▶ **Required task**: Every entry must be given again exactly.

------ Data extract ------

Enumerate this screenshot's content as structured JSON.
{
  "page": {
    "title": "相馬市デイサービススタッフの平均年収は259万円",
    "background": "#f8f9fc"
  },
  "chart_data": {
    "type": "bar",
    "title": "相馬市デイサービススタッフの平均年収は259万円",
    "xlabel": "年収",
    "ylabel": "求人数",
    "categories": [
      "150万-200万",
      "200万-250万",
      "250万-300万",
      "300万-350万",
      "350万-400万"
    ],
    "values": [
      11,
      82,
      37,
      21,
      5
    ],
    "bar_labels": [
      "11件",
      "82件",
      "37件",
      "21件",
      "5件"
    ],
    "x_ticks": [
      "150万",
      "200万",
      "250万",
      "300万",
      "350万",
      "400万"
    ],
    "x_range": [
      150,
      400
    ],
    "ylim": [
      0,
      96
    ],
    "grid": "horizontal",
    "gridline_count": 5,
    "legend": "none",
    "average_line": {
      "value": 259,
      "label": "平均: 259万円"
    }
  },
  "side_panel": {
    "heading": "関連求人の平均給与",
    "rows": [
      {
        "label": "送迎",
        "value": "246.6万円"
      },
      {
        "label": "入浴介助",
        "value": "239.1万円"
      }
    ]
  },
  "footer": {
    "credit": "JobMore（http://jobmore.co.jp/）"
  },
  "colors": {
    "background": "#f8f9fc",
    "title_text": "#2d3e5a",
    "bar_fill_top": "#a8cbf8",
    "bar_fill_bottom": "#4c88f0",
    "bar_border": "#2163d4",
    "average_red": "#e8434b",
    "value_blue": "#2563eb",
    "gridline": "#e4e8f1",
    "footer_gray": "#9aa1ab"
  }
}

------

▶ **Response for this exercise**:
Enumerate this screenshot's content as structured JSON.
{
  "page": {
    "title": "相馬市デイサービススタッフの平均年収は259万円",
    "background": "#f8f9fc"
  },
  "chart_data": {
    "type": "bar",
    "title": "相馬市デイサービススタッフの平均年収は259万円",
    "xlabel": "年収",
    "ylabel": "求人数",
    "categories": [
      "150万-200万",
      "200万-250万",
      "250万-300万",
      "300万-350万",
      "350万-400万"
    ],
    "values": [
      11,
      82,
      37,
      21,
      5
    ],
    "bar_labels": [
      "11件",
      "82件",
      "37件",
      "21件",
      "5件"
    ],
    "x_ticks": [
      "150万",
      "200万",
      "250万",
      "300万",
      "350万",
      "400万"
    ],
    "x_range": [
      150,
      400
    ],
    "ylim": [
      0,
      96
    ],
    "grid": "horizontal",
    "gridline_count": 5,
    "legend": "none",
    "average_line": {
      "value": 259,
      "label": "平均: 259万円"
    }
  },
  "side_panel": {
    "heading": "関連求人の平均給与",
    "rows": [
      {
        "label": "送迎",
        "value": "246.6万円"
      },
      {
        "label": "入浴介助",
        "value": "239.1万円"
      }
    ]
  },
  "footer": {
    "credit": "JobMore（http://jobmore.co.jp/）"
  },
  "colors": {
    "background": "#f8f9fc",
    "title_text": "#2d3e5a",
    "bar_fill_top": "#a8cbf8",
    "bar_fill_bottom": "#4c88f0",
    "bar_border": "#2163d4",
    "average_red": "#e8434b",
    "value_blue": "#2563eb",
    "gridline": "#e4e8f1",
    "footer_gray": "#9aa1ab"
  }
}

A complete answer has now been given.